** Begin **

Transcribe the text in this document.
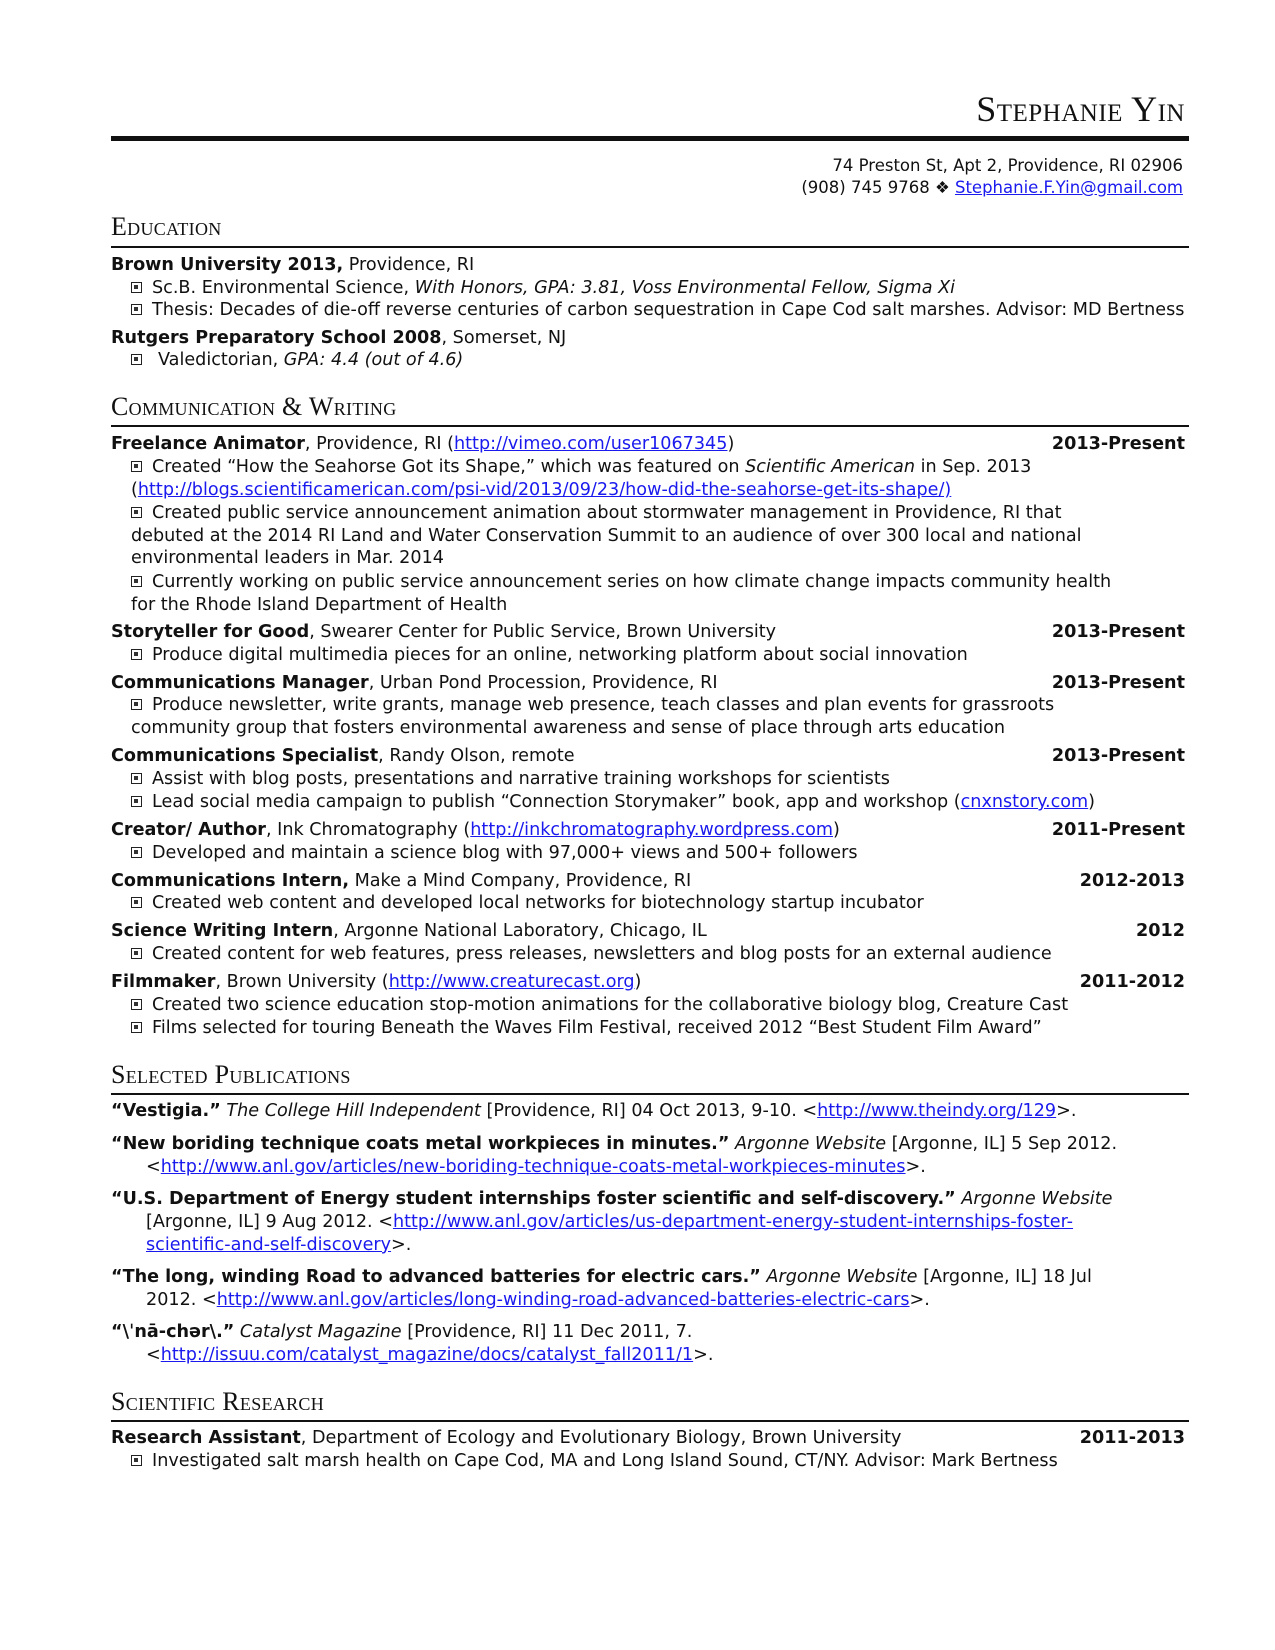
Stephanie Yin
74 Preston St, Apt 2, Providence, RI 02906
(908) 745 9768 ❖ Stephanie.F.Yin@gmail.com
Education
Brown University 2013, Providence, RI
Sc.B. Environmental Science, With Honors, GPA: 3.81, Voss Environmental Fellow, Sigma Xi
Thesis: Decades of die-off reverse centuries of carbon sequestration in Cape Cod salt marshes. Advisor: MD Bertness
Rutgers Preparatory School 2008, Somerset, NJ
Valedictorian, GPA: 4.4 (out of 4.6)
Communication & Writing
Freelance Animator, Providence, RI (http://vimeo.com/user1067345)	2013-Present
Created “How the Seahorse Got its Shape,” which was featured on Scientific American in Sep. 2013
(http://blogs.scientificamerican.com/psi-vid/2013/09/23/how-did-the-seahorse-get-its-shape/)
Created public service announcement animation about stormwater management in Providence, RI that
debuted at the 2014 RI Land and Water Conservation Summit to an audience of over 300 local and national
environmental leaders in Mar. 2014
Currently working on public service announcement series on how climate change impacts community health
for the Rhode Island Department of Health
Storyteller for Good, Swearer Center for Public Service, Brown University	2013-Present
Produce digital multimedia pieces for an online, networking platform about social innovation
Communications Manager, Urban Pond Procession, Providence, RI	2013-Present
Produce newsletter, write grants, manage web presence, teach classes and plan events for grassroots
community group that fosters environmental awareness and sense of place through arts education
Communications Specialist, Randy Olson, remote	2013-Present
Assist with blog posts, presentations and narrative training workshops for scientists
Lead social media campaign to publish “Connection Storymaker” book, app and workshop (cnxnstory.com)
Creator/ Author, Ink Chromatography (http://inkchromatography.wordpress.com)	2011-Present
Developed and maintain a science blog with 97,000+ views and 500+ followers
Communications Intern, Make a Mind Company, Providence, RI	2012-2013
Created web content and developed local networks for biotechnology startup incubator
Science Writing Intern, Argonne National Laboratory, Chicago, IL	2012
Created content for web features, press releases, newsletters and blog posts for an external audience
Filmmaker, Brown University (http://www.creaturecast.org)	2011-2012
Created two science education stop-motion animations for the collaborative biology blog, Creature Cast
Films selected for touring Beneath the Waves Film Festival, received 2012 “Best Student Film Award”
Selected Publications
“Vestigia.” The College Hill Independent [Providence, RI] 04 Oct 2013, 9-10. <http://www.theindy.org/129>.
“New boriding technique coats metal workpieces in minutes.” Argonne Website [Argonne, IL] 5 Sep 2012.
<http://www.anl.gov/articles/new-boriding-technique-coats-metal-workpieces-minutes>.
“U.S. Department of Energy student internships foster scientific and self-discovery.” Argonne Website
[Argonne, IL] 9 Aug 2012. <http://www.anl.gov/articles/us-department-energy-student-internships-foster-
scientific-and-self-discovery>.
“The long, winding Road to advanced batteries for electric cars.” Argonne Website [Argonne, IL] 18 Jul
2012. <http://www.anl.gov/articles/long-winding-road-advanced-batteries-electric-cars>.
“\ˈnā-chər\.” Catalyst Magazine [Providence, RI] 11 Dec 2011, 7.
<http://issuu.com/catalyst_magazine/docs/catalyst_fall2011/1>.
Scientific Research
Research Assistant, Department of Ecology and Evolutionary Biology, Brown University	2011-2013
Investigated salt marsh health on Cape Cod, MA and Long Island Sound, CT/NY. Advisor: Mark Bertness
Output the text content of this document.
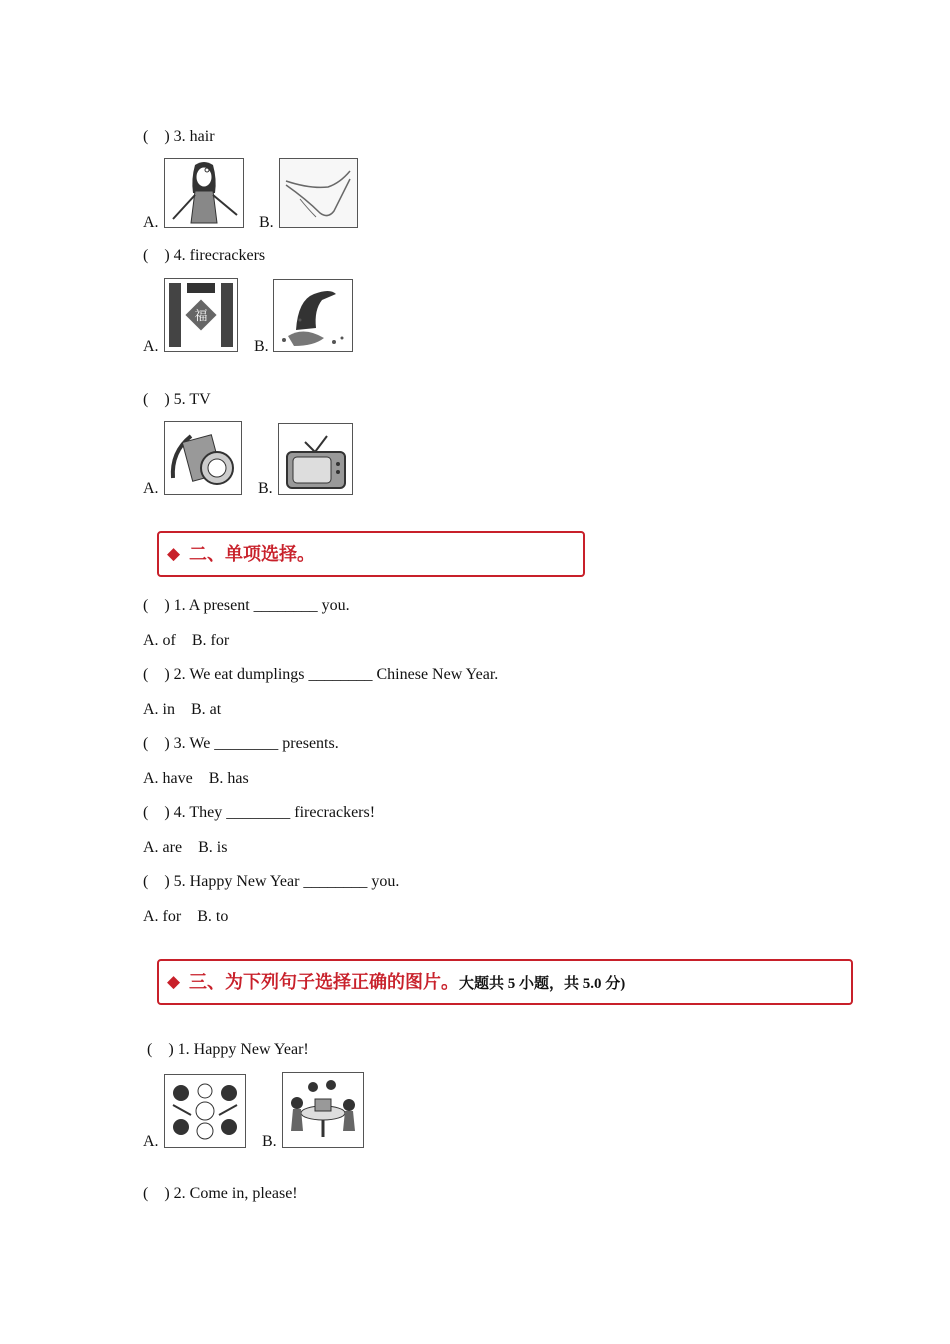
(    ) 3. hair
A.	B.
(    ) 4. firecrackers
A.
福
B.
(    ) 5. TV
A.	B.
◆ 二、单项选择。
(    ) 1. A present ________ you.
A. of    B. for
(    ) 2. We eat dumplings ________ Chinese New Year.
A. in    B. at
(    ) 3. We ________ presents.
A. have    B. has
(    ) 4. They ________ firecrackers!
A. are    B. is
(    ) 5. Happy New Year ________ you.
A. for    B. to
◆ 三、为下列句子选择正确的图片。大题共 5 小题，共 5.0 分)
(    ) 1. Happy New Year!
A.	B.
(    ) 2. Come in, please!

** End **

What you will do - Select all lines in the listing that include the word "Website".

Finished exercise -
“New boriding technique coats metal workpieces in minutes.” Argonne Website [Argonne, IL] 5 Sep 2012.
“U.S. Department of Energy student internships foster scientific and self-discovery.” Argonne Website
“The long, winding Road to advanced batteries for electric cars.” Argonne Website [Argonne, IL] 18 Jul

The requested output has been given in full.